* [MATERIAL]:
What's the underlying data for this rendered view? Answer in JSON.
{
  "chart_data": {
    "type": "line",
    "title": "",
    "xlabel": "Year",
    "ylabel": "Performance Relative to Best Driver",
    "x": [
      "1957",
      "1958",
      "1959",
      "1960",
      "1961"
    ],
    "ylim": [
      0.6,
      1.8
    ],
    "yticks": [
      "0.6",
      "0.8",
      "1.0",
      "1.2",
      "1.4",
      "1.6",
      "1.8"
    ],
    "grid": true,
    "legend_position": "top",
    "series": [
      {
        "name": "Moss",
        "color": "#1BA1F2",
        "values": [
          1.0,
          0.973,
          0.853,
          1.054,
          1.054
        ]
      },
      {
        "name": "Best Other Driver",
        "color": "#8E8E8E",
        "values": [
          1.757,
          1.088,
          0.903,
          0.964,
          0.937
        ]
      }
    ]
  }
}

* [EXERCISE TASK]: Reproduce the whole listing word for word.

* [FULL ANSWER]:
What's the underlying data for this rendered view? Answer in JSON.
{
  "chart_data": {
    "type": "line",
    "title": "",
    "xlabel": "Year",
    "ylabel": "Performance Relative to Best Driver",
    "x": [
      "1957",
      "1958",
      "1959",
      "1960",
      "1961"
    ],
    "ylim": [
      0.6,
      1.8
    ],
    "yticks": [
      "0.6",
      "0.8",
      "1.0",
      "1.2",
      "1.4",
      "1.6",
      "1.8"
    ],
    "grid": true,
    "legend_position": "top",
    "series": [
      {
        "name": "Moss",
        "color": "#1BA1F2",
        "values": [
          1.0,
          0.973,
          0.853,
          1.054,
          1.054
        ]
      },
      {
        "name": "Best Other Driver",
        "color": "#8E8E8E",
        "values": [
          1.757,
          1.088,
          0.903,
          0.964,
          0.937
        ]
      }
    ]
  }
}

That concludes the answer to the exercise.